## start
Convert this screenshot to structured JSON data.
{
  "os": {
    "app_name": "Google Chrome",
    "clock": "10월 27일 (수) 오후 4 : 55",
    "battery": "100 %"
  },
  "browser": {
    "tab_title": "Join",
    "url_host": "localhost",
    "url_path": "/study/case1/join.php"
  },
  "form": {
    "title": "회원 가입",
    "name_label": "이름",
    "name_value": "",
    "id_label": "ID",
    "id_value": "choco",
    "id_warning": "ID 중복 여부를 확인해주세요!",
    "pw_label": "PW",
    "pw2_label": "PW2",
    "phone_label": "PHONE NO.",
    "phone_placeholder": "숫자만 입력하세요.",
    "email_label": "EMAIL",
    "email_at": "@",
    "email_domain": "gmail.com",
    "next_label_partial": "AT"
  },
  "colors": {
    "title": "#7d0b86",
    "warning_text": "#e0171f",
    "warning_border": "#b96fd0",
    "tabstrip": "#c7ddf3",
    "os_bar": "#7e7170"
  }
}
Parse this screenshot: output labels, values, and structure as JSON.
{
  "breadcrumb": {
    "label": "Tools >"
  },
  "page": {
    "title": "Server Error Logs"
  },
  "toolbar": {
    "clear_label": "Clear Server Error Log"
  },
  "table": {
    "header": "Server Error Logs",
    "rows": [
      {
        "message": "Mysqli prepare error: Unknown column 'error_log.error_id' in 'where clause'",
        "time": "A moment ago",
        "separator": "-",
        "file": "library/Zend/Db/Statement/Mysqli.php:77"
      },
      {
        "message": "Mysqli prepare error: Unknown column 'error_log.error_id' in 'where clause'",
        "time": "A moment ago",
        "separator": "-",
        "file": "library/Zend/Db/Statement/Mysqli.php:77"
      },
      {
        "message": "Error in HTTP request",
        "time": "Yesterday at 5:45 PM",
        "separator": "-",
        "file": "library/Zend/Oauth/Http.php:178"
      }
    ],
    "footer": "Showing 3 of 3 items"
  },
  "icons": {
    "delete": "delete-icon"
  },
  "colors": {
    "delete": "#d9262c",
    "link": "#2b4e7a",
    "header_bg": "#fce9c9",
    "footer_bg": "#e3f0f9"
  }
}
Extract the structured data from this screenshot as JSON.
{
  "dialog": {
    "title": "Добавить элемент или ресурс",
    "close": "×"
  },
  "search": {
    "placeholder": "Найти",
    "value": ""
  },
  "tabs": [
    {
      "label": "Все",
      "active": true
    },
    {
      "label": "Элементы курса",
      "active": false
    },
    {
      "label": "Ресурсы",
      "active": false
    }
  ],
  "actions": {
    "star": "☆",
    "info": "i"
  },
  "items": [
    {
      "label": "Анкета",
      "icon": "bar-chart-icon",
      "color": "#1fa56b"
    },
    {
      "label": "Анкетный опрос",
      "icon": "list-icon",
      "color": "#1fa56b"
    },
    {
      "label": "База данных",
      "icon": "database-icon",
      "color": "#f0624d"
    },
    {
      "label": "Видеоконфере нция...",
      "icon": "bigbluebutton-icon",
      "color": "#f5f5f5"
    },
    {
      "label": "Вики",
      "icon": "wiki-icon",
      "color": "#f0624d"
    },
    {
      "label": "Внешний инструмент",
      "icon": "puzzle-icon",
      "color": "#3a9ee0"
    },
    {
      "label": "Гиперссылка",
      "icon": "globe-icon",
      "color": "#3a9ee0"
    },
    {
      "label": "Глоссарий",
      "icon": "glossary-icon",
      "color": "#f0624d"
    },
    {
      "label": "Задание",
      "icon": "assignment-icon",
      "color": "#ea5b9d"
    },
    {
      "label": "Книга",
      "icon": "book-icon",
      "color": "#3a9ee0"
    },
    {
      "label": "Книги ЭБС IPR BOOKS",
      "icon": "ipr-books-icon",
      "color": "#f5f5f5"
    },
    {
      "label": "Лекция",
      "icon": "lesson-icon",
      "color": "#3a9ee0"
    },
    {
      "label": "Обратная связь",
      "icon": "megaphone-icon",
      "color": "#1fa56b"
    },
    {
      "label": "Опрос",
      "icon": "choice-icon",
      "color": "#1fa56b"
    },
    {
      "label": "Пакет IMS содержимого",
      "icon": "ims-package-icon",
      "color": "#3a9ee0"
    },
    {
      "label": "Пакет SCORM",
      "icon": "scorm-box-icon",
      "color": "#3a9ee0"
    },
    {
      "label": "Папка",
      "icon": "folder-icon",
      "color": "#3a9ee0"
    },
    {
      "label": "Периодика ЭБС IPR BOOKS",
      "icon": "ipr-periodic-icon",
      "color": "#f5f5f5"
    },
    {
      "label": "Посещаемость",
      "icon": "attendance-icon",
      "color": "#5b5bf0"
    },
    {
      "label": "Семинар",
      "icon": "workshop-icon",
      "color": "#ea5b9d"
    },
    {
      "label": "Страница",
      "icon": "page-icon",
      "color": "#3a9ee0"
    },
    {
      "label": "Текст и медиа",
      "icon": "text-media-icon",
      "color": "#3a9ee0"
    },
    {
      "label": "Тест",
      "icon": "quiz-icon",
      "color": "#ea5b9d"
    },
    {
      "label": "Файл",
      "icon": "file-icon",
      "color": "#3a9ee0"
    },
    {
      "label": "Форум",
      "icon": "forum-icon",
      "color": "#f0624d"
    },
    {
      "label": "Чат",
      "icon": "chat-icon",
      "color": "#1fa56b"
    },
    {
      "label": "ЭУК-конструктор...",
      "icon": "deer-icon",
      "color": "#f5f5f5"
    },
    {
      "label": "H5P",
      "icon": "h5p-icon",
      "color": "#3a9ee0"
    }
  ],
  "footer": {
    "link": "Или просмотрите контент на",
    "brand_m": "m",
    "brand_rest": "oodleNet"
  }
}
## end
## What needs to be done:
From the entries above, copy every line that holds the word "this".

## Worked solution:
Convert this screenshot to structured JSON data.
Parse this screenshot: output labels, values, and structure as JSON.
Extract the structured data from this screenshot as JSON.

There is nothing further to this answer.